▸ **Aim**: Pictures are not part of the copy; repeat everything else in the records exactly.

▸ **Records shown**:
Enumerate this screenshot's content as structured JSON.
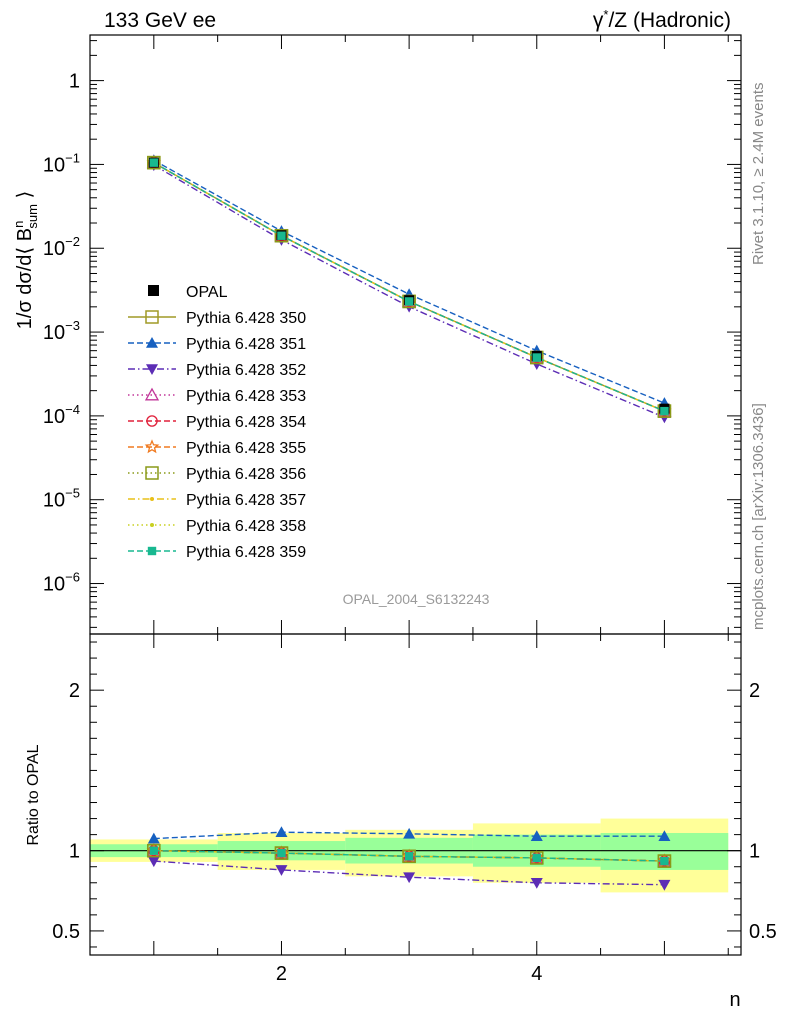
{
  "header": {
    "left_title": "133 GeV ee",
    "right_title_prefix": "γ",
    "right_title_sup": "*",
    "right_title_suffix": "/Z (Hadronic)"
  },
  "side_text": {
    "rivet": "Rivet 3.1.10, ≥ 2.4M events",
    "mcplots": "mcplots.cern.ch [arXiv:1306.3436]"
  },
  "watermark": "OPAL_2004_S6132243",
  "chart_data": [
    {
      "type": "line",
      "panel": "main",
      "ylabel": "1/σ dσ/d⟨ B^n_sum ⟩",
      "yscale": "log",
      "ylim": [
        2.5e-07,
        3.5
      ],
      "xlim": [
        0.5,
        5.6
      ],
      "y_ticks": [
        {
          "value": 1,
          "base": "1",
          "exp": ""
        },
        {
          "value": 0.1,
          "base": "10",
          "exp": "−1"
        },
        {
          "value": 0.01,
          "base": "10",
          "exp": "−2"
        },
        {
          "value": 0.001,
          "base": "10",
          "exp": "−3"
        },
        {
          "value": 0.0001,
          "base": "10",
          "exp": "−4"
        },
        {
          "value": 1e-05,
          "base": "10",
          "exp": "−5"
        },
        {
          "value": 1e-06,
          "base": "10",
          "exp": "−6"
        }
      ],
      "x": [
        1,
        2,
        3,
        4,
        5
      ],
      "data": {
        "name": "OPAL",
        "values": [
          0.105,
          0.0143,
          0.0024,
          0.00052,
          0.000122
        ]
      },
      "legend_position": "middle-left",
      "series": [
        {
          "name": "Pythia 6.428 350",
          "color": "#a09a26",
          "marker": "open-square",
          "dash": "solid",
          "values": [
            0.105,
            0.0141,
            0.00232,
            0.000497,
            0.000114
          ]
        },
        {
          "name": "Pythia 6.428 351",
          "color": "#1760c0",
          "marker": "filled-triangle-up",
          "dash": "dashed",
          "values": [
            0.112,
            0.016,
            0.00283,
            0.0006,
            0.000142
          ]
        },
        {
          "name": "Pythia 6.428 352",
          "color": "#5c2db5",
          "marker": "filled-triangle-down",
          "dash": "dashdot",
          "values": [
            0.0982,
            0.0126,
            0.00201,
            0.000416,
            9.62e-05
          ]
        },
        {
          "name": "Pythia 6.428 353",
          "color": "#c2369a",
          "marker": "open-triangle-up",
          "dash": "dotted",
          "values": [
            0.105,
            0.0141,
            0.00232,
            0.000497,
            0.000114
          ]
        },
        {
          "name": "Pythia 6.428 354",
          "color": "#e0203a",
          "marker": "open-circle",
          "dash": "dashed",
          "values": [
            0.105,
            0.0141,
            0.00232,
            0.000497,
            0.000114
          ]
        },
        {
          "name": "Pythia 6.428 355",
          "color": "#f07a20",
          "marker": "open-star",
          "dash": "dashed",
          "values": [
            0.105,
            0.0141,
            0.00232,
            0.000497,
            0.000114
          ]
        },
        {
          "name": "Pythia 6.428 356",
          "color": "#8a9a18",
          "marker": "open-square",
          "dash": "dotted",
          "values": [
            0.105,
            0.0141,
            0.00232,
            0.000497,
            0.000114
          ]
        },
        {
          "name": "Pythia 6.428 357",
          "color": "#e8c018",
          "marker": "small-dot",
          "dash": "dashdot",
          "values": [
            0.105,
            0.0141,
            0.00232,
            0.000497,
            0.000114
          ]
        },
        {
          "name": "Pythia 6.428 358",
          "color": "#c8d020",
          "marker": "small-dot",
          "dash": "dotted",
          "values": [
            0.105,
            0.0141,
            0.00232,
            0.000497,
            0.000114
          ]
        },
        {
          "name": "Pythia 6.428 359",
          "color": "#18b890",
          "marker": "filled-square",
          "dash": "dashed",
          "values": [
            0.105,
            0.0141,
            0.00232,
            0.000497,
            0.000114
          ]
        }
      ]
    },
    {
      "type": "line",
      "panel": "ratio",
      "ylabel": "Ratio to OPAL",
      "xlabel": "n",
      "ylim": [
        0.35,
        2.35
      ],
      "xlim": [
        0.5,
        5.6
      ],
      "y_ticks": [
        0.5,
        1,
        2
      ],
      "x_ticks": [
        2,
        4
      ],
      "x": [
        1,
        2,
        3,
        4,
        5
      ],
      "band_edges": [
        0.5,
        1.5,
        2.5,
        3.5,
        4.5,
        5.5
      ],
      "yellow_band": [
        [
          0.93,
          1.07
        ],
        [
          0.88,
          1.11
        ],
        [
          0.84,
          1.13
        ],
        [
          0.8,
          1.17
        ],
        [
          0.74,
          1.2
        ]
      ],
      "green_band": [
        [
          0.96,
          1.04
        ],
        [
          0.94,
          1.06
        ],
        [
          0.92,
          1.08
        ],
        [
          0.9,
          1.1
        ],
        [
          0.88,
          1.11
        ]
      ],
      "series": [
        {
          "name": "Pythia 6.428 350",
          "values": [
            1.0,
            0.985,
            0.965,
            0.955,
            0.935
          ]
        },
        {
          "name": "Pythia 6.428 351",
          "values": [
            1.075,
            1.115,
            1.105,
            1.09,
            1.09
          ]
        },
        {
          "name": "Pythia 6.428 352",
          "values": [
            0.935,
            0.88,
            0.835,
            0.8,
            0.788
          ]
        },
        {
          "name": "Pythia 6.428 353",
          "values": [
            1.0,
            0.985,
            0.965,
            0.955,
            0.935
          ]
        },
        {
          "name": "Pythia 6.428 354",
          "values": [
            1.0,
            0.985,
            0.965,
            0.955,
            0.935
          ]
        },
        {
          "name": "Pythia 6.428 355",
          "values": [
            1.0,
            0.985,
            0.965,
            0.955,
            0.935
          ]
        },
        {
          "name": "Pythia 6.428 356",
          "values": [
            1.0,
            0.985,
            0.965,
            0.955,
            0.935
          ]
        },
        {
          "name": "Pythia 6.428 357",
          "values": [
            1.0,
            0.985,
            0.965,
            0.955,
            0.935
          ]
        },
        {
          "name": "Pythia 6.428 358",
          "values": [
            1.0,
            0.985,
            0.965,
            0.955,
            0.935
          ]
        },
        {
          "name": "Pythia 6.428 359",
          "values": [
            1.0,
            0.985,
            0.965,
            0.955,
            0.935
          ]
        }
      ]
    }
  ]
}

▸ **Exercise answer**:
Enumerate this screenshot's content as structured JSON.
{
  "header": {
    "left_title": "133 GeV ee",
    "right_title_prefix": "γ",
    "right_title_sup": "*",
    "right_title_suffix": "/Z (Hadronic)"
  },
  "side_text": {
    "rivet": "Rivet 3.1.10, ≥ 2.4M events",
    "mcplots": "mcplots.cern.ch [arXiv:1306.3436]"
  },
  "watermark": "OPAL_2004_S6132243",
  "chart_data": [
    {
      "type": "line",
      "panel": "main",
      "ylabel": "1/σ dσ/d⟨ B^n_sum ⟩",
      "yscale": "log",
      "ylim": [
        2.5e-07,
        3.5
      ],
      "xlim": [
        0.5,
        5.6
      ],
      "y_ticks": [
        {
          "value": 1,
          "base": "1",
          "exp": ""
        },
        {
          "value": 0.1,
          "base": "10",
          "exp": "−1"
        },
        {
          "value": 0.01,
          "base": "10",
          "exp": "−2"
        },
        {
          "value": 0.001,
          "base": "10",
          "exp": "−3"
        },
        {
          "value": 0.0001,
          "base": "10",
          "exp": "−4"
        },
        {
          "value": 1e-05,
          "base": "10",
          "exp": "−5"
        },
        {
          "value": 1e-06,
          "base": "10",
          "exp": "−6"
        }
      ],
      "x": [
        1,
        2,
        3,
        4,
        5
      ],
      "data": {
        "name": "OPAL",
        "values": [
          0.105,
          0.0143,
          0.0024,
          0.00052,
          0.000122
        ]
      },
      "legend_position": "middle-left",
      "series": [
        {
          "name": "Pythia 6.428 350",
          "color": "#a09a26",
          "marker": "open-square",
          "dash": "solid",
          "values": [
            0.105,
            0.0141,
            0.00232,
            0.000497,
            0.000114
          ]
        },
        {
          "name": "Pythia 6.428 351",
          "color": "#1760c0",
          "marker": "filled-triangle-up",
          "dash": "dashed",
          "values": [
            0.112,
            0.016,
            0.00283,
            0.0006,
            0.000142
          ]
        },
        {
          "name": "Pythia 6.428 352",
          "color": "#5c2db5",
          "marker": "filled-triangle-down",
          "dash": "dashdot",
          "values": [
            0.0982,
            0.0126,
            0.00201,
            0.000416,
            9.62e-05
          ]
        },
        {
          "name": "Pythia 6.428 353",
          "color": "#c2369a",
          "marker": "open-triangle-up",
          "dash": "dotted",
          "values": [
            0.105,
            0.0141,
            0.00232,
            0.000497,
            0.000114
          ]
        },
        {
          "name": "Pythia 6.428 354",
          "color": "#e0203a",
          "marker": "open-circle",
          "dash": "dashed",
          "values": [
            0.105,
            0.0141,
            0.00232,
            0.000497,
            0.000114
          ]
        },
        {
          "name": "Pythia 6.428 355",
          "color": "#f07a20",
          "marker": "open-star",
          "dash": "dashed",
          "values": [
            0.105,
            0.0141,
            0.00232,
            0.000497,
            0.000114
          ]
        },
        {
          "name": "Pythia 6.428 356",
          "color": "#8a9a18",
          "marker": "open-square",
          "dash": "dotted",
          "values": [
            0.105,
            0.0141,
            0.00232,
            0.000497,
            0.000114
          ]
        },
        {
          "name": "Pythia 6.428 357",
          "color": "#e8c018",
          "marker": "small-dot",
          "dash": "dashdot",
          "values": [
            0.105,
            0.0141,
            0.00232,
            0.000497,
            0.000114
          ]
        },
        {
          "name": "Pythia 6.428 358",
          "color": "#c8d020",
          "marker": "small-dot",
          "dash": "dotted",
          "values": [
            0.105,
            0.0141,
            0.00232,
            0.000497,
            0.000114
          ]
        },
        {
          "name": "Pythia 6.428 359",
          "color": "#18b890",
          "marker": "filled-square",
          "dash": "dashed",
          "values": [
            0.105,
            0.0141,
            0.00232,
            0.000497,
            0.000114
          ]
        }
      ]
    },
    {
      "type": "line",
      "panel": "ratio",
      "ylabel": "Ratio to OPAL",
      "xlabel": "n",
      "ylim": [
        0.35,
        2.35
      ],
      "xlim": [
        0.5,
        5.6
      ],
      "y_ticks": [
        0.5,
        1,
        2
      ],
      "x_ticks": [
        2,
        4
      ],
      "x": [
        1,
        2,
        3,
        4,
        5
      ],
      "band_edges": [
        0.5,
        1.5,
        2.5,
        3.5,
        4.5,
        5.5
      ],
      "yellow_band": [
        [
          0.93,
          1.07
        ],
        [
          0.88,
          1.11
        ],
        [
          0.84,
          1.13
        ],
        [
          0.8,
          1.17
        ],
        [
          0.74,
          1.2
        ]
      ],
      "green_band": [
        [
          0.96,
          1.04
        ],
        [
          0.94,
          1.06
        ],
        [
          0.92,
          1.08
        ],
        [
          0.9,
          1.1
        ],
        [
          0.88,
          1.11
        ]
      ],
      "series": [
        {
          "name": "Pythia 6.428 350",
          "values": [
            1.0,
            0.985,
            0.965,
            0.955,
            0.935
          ]
        },
        {
          "name": "Pythia 6.428 351",
          "values": [
            1.075,
            1.115,
            1.105,
            1.09,
            1.09
          ]
        },
        {
          "name": "Pythia 6.428 352",
          "values": [
            0.935,
            0.88,
            0.835,
            0.8,
            0.788
          ]
        },
        {
          "name": "Pythia 6.428 353",
          "values": [
            1.0,
            0.985,
            0.965,
            0.955,
            0.935
          ]
        },
        {
          "name": "Pythia 6.428 354",
          "values": [
            1.0,
            0.985,
            0.965,
            0.955,
            0.935
          ]
        },
        {
          "name": "Pythia 6.428 355",
          "values": [
            1.0,
            0.985,
            0.965,
            0.955,
            0.935
          ]
        },
        {
          "name": "Pythia 6.428 356",
          "values": [
            1.0,
            0.985,
            0.965,
            0.955,
            0.935
          ]
        },
        {
          "name": "Pythia 6.428 357",
          "values": [
            1.0,
            0.985,
            0.965,
            0.955,
            0.935
          ]
        },
        {
          "name": "Pythia 6.428 358",
          "values": [
            1.0,
            0.985,
            0.965,
            0.955,
            0.935
          ]
        },
        {
          "name": "Pythia 6.428 359",
          "values": [
            1.0,
            0.985,
            0.965,
            0.955,
            0.935
          ]
        }
      ]
    }
  ]
}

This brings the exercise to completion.